SET TASK: Write out the full set of records exactly. Any pictures in them do not belong in the copy.
--- START DATA SHOWN ---
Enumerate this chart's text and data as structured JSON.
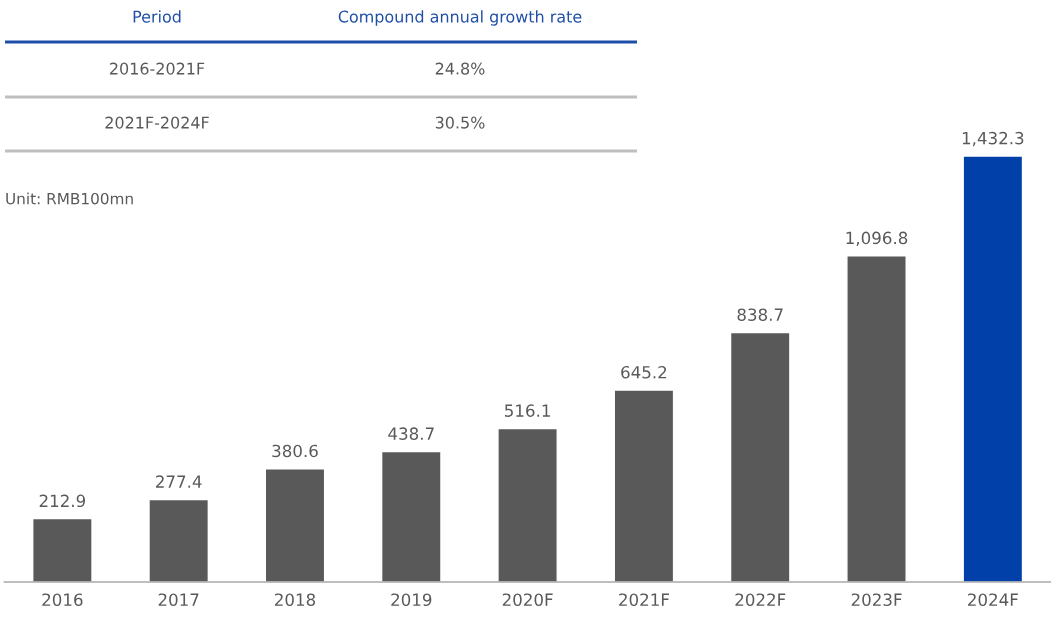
{
  "chart_data": {
    "type": "bar",
    "categories": [
      "2016",
      "2017",
      "2018",
      "2019",
      "2020F",
      "2021F",
      "2022F",
      "2023F",
      "2024F"
    ],
    "values": [
      212.9,
      277.4,
      380.6,
      438.7,
      516.1,
      645.2,
      838.7,
      1096.8,
      1432.3
    ],
    "value_labels": [
      "212.9",
      "277.4",
      "380.6",
      "438.7",
      "516.1",
      "645.2",
      "838.7",
      "1,096.8",
      "1,432.3"
    ],
    "colors": [
      "#595959",
      "#595959",
      "#595959",
      "#595959",
      "#595959",
      "#595959",
      "#595959",
      "#595959",
      "#0040a8"
    ],
    "tick_labels": "x",
    "grid": false,
    "legend": false,
    "annotations": [
      "Period",
      "Compound annual growth rate",
      "2016-2021F",
      "24.8%",
      "2021F-2024F",
      "30.5%",
      "Unit: RMB100mn"
    ]
  }
}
--- END DATA SHOWN ---
FULL RESPONSE:
Enumerate this chart's text and data as structured JSON.
{
  "chart_data": {
    "type": "bar",
    "categories": [
      "2016",
      "2017",
      "2018",
      "2019",
      "2020F",
      "2021F",
      "2022F",
      "2023F",
      "2024F"
    ],
    "values": [
      212.9,
      277.4,
      380.6,
      438.7,
      516.1,
      645.2,
      838.7,
      1096.8,
      1432.3
    ],
    "value_labels": [
      "212.9",
      "277.4",
      "380.6",
      "438.7",
      "516.1",
      "645.2",
      "838.7",
      "1,096.8",
      "1,432.3"
    ],
    "colors": [
      "#595959",
      "#595959",
      "#595959",
      "#595959",
      "#595959",
      "#595959",
      "#595959",
      "#595959",
      "#0040a8"
    ],
    "tick_labels": "x",
    "grid": false,
    "legend": false,
    "annotations": [
      "Period",
      "Compound annual growth rate",
      "2016-2021F",
      "24.8%",
      "2021F-2024F",
      "30.5%",
      "Unit: RMB100mn"
    ]
  }
}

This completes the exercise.